---- Extracted data
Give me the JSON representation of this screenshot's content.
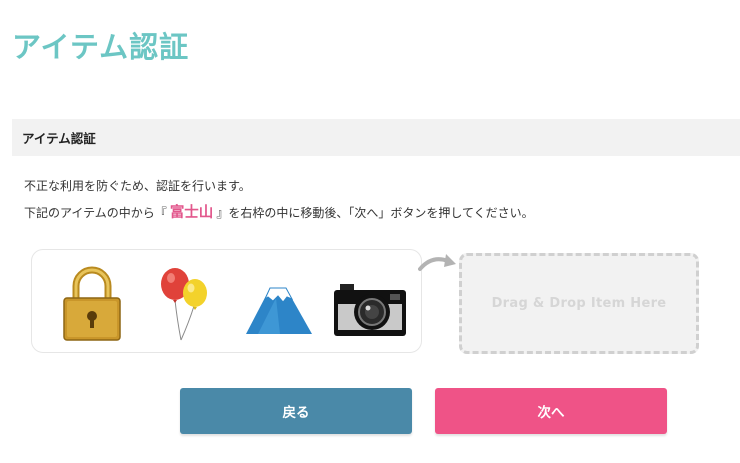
{
  "page": {
    "title": "アイテム認証"
  },
  "section": {
    "title": "アイテム認証"
  },
  "instructions": {
    "line1": "不正な利用を防ぐため、認証を行います。",
    "line2_prefix": "下記のアイテムの中から『",
    "target_item": "富士山",
    "line2_suffix": "』を右枠の中に移動後、「次へ」ボタンを押してください。"
  },
  "items": [
    {
      "icon": "padlock-icon"
    },
    {
      "icon": "balloons-icon"
    },
    {
      "icon": "mount-fuji-icon"
    },
    {
      "icon": "camera-icon"
    }
  ],
  "drop_zone": {
    "label": "Drag & Drop  Item Here"
  },
  "buttons": {
    "back_label": "戻る",
    "next_label": "次へ"
  },
  "colors": {
    "title": "#6cc6c4",
    "back_button": "#4a89a8",
    "next_button": "#ef5387",
    "target_text": "#e2578c"
  }
}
--------
__Written request__. Identify the lines that contain the string "icon", and copy every one of them.

__Response to the exercise__.
      "icon": "padlock-icon"
      "icon": "balloons-icon"
      "icon": "mount-fuji-icon"
      "icon": "camera-icon"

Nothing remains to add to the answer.